Série de consignes:
(A) Selon le texte sur Babi Yar, combien de Juifs furent assassinés les 29 et 30 septembre 1941 d'après le chiffre donné par les autorités allemandes ?
(B) Recopiez un passage du texte sur Babi Yar, en commençant aux mots « Le lieu, aussi » et en vous arrêtant après « in Ukraine,…, 2008). ».

Source:
──────────

Un espace réel
En septembre 1941, lors de l’entrée de l’armée allemande dans Kiev, Babi Yar était encore un immense ravin de plus de 2 km de long, constitué de plusieurs ramifications d’une profondeur variable allant de 10 à 50m. Situé dans la partie nord-ouest de la ville, dans le quartier Chevtchenko entre les actuelles rues Dorogozhitskaia et Frounze, le lieu n’était pas inconnu des habitants de la ville. Son nom apparaît pour la première fois dans des documents officiels du XVème siècle (1401). En 1786, le monastère qui se trouvait en bordure de ce fossé fut transformé en hôpital psychiatrique et au cours du XIXème siècle, trois cimetières (orthodoxe, caraïte et juif) furent aménagés. Ils s’étiraient jusqu’aux premiers contreforts de cette longue excavation et durant la seconde partie du XIXème, un camp militaire fut établi dans la partie de Babi Yar où s’écoulait un ruisseau portant le nom de Syrets. Cet espace fut ensuite occupé par des unités motorisées de l’armée soviétique et, durant l’occupation allemande, entre 1941 et 1943, dans le camp de Syrets furent internés des partisans et des soldats soviétiques dont certains furent chargés par les nazis entre mars et septembre 1943 d’exhumer les corps des victimes fusillées à Babi Yar, puis de les faire brûler sur d’immenses bûchers.
Le lieu, aussi bien au XIXème qu’au XXème, avant et après l’occupation nazie, fut l’objet de relevés topographiques précis afin d’étudier son aménagement (Babi Yar : L’Homme, le pouvoir et l’histoire…, 2004) et, bien entendu, pour déterminer l’emplacement où 33771 Juifs furent assassinés les 29 et 30 septembre 1941, chiffre donné par les autorités allemandes. La presse soviétique communiqua quant à elle le chiffre de 52 000 Juifs ou « paisibles citoyens soviétiques », la Commission soviétique chargée de relever les exactions commises sur le territoire de l’URSS, la Tchgk, parla en septembre 1945 de plus de 100 000 hommes, femmes, enfants et vieillards exécutés entre 1941 et 1943 à Babi Yar, les historiens évaluent à 64000 le nombre de Juifs tués en 1941, et à 10 600 ceux assassinés entre 1941-1942. (The Shoah in Ukraine,…, 2008).

──────────

[Enregistrements des limites d'éléments]
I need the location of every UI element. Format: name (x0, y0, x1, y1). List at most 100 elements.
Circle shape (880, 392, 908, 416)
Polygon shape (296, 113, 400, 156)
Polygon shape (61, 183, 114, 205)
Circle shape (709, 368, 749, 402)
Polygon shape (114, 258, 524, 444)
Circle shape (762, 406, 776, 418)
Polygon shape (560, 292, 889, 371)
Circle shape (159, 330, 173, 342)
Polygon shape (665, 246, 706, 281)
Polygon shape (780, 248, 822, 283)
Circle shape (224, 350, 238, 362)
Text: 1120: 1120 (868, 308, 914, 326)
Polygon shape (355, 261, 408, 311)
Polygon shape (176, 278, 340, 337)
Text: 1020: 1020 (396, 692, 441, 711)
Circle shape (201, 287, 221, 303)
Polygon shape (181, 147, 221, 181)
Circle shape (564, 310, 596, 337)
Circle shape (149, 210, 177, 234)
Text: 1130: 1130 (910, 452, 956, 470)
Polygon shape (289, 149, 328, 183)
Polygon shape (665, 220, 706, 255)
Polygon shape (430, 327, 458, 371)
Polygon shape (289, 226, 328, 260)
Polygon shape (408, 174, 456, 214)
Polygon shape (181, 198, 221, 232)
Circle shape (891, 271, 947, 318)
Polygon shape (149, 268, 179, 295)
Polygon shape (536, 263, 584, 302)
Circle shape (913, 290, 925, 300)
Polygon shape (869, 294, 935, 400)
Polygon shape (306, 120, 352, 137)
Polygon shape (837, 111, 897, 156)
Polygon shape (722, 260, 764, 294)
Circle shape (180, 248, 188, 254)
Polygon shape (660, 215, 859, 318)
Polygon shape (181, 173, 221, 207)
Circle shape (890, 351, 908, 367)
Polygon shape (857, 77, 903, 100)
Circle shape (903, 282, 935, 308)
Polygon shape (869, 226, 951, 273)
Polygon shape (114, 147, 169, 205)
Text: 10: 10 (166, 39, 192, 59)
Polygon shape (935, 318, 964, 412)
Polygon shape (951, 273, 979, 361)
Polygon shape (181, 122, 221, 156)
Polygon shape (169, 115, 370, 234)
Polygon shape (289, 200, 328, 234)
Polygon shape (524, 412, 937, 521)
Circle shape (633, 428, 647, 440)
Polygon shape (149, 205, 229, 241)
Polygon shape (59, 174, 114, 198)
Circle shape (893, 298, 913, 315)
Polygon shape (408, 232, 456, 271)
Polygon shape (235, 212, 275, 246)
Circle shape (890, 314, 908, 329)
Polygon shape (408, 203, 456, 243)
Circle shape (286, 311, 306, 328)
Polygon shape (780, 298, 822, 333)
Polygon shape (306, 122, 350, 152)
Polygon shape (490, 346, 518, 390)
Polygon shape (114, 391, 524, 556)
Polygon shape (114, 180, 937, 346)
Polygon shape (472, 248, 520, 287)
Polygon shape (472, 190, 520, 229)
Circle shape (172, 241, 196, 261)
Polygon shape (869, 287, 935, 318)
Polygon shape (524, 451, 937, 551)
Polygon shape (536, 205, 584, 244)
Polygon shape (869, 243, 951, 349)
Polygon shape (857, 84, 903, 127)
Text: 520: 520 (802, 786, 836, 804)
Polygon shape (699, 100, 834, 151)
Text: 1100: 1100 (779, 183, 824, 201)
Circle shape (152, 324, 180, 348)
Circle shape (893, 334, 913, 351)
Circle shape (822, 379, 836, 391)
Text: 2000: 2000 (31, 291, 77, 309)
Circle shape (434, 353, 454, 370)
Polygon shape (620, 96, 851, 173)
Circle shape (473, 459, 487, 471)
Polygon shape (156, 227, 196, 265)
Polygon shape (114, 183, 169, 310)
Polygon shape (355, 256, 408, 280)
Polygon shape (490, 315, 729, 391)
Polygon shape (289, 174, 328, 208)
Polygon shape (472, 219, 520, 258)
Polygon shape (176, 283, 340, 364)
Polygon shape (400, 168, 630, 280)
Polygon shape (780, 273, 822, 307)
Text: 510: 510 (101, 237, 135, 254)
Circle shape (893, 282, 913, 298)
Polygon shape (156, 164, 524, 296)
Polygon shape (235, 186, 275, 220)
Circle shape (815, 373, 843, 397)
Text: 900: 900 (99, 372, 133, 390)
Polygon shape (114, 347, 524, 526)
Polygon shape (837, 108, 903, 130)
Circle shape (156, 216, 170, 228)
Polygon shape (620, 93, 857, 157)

──────────

Réponses aux consignes:
(A) 33771 Juifs.

(B)
Le lieu, aussi bien au XIXème qu’au XXème, avant et après l’occupation nazie, fut l’objet de relevés topographiques précis afin d’étudier son aménagement (Babi Yar : L’Homme, le pouvoir et l’histoire…, 2004) et, bien entendu, pour déterminer l’emplacement où 33771 Juifs furent assassinés les 29 et 30 septembre 1941, chiffre donné par les autorités allemandes. La presse soviétique communiqua quant à elle le chiffre de 52 000 Juifs ou « paisibles citoyens soviétiques », la Commission soviétique chargée de relever les exactions commises sur le territoire de l’URSS, la Tchgk, parla en septembre 1945 de plus de 100 000 hommes, femmes, enfants et vieillards exécutés entre 1941 et 1943 à Babi Yar, les historiens évaluent à 64000 le nombre de Juifs tués en 1941, et à 10 600 ceux assassinés entre 1941-1942. (The Shoah in Ukraine,…, 2008).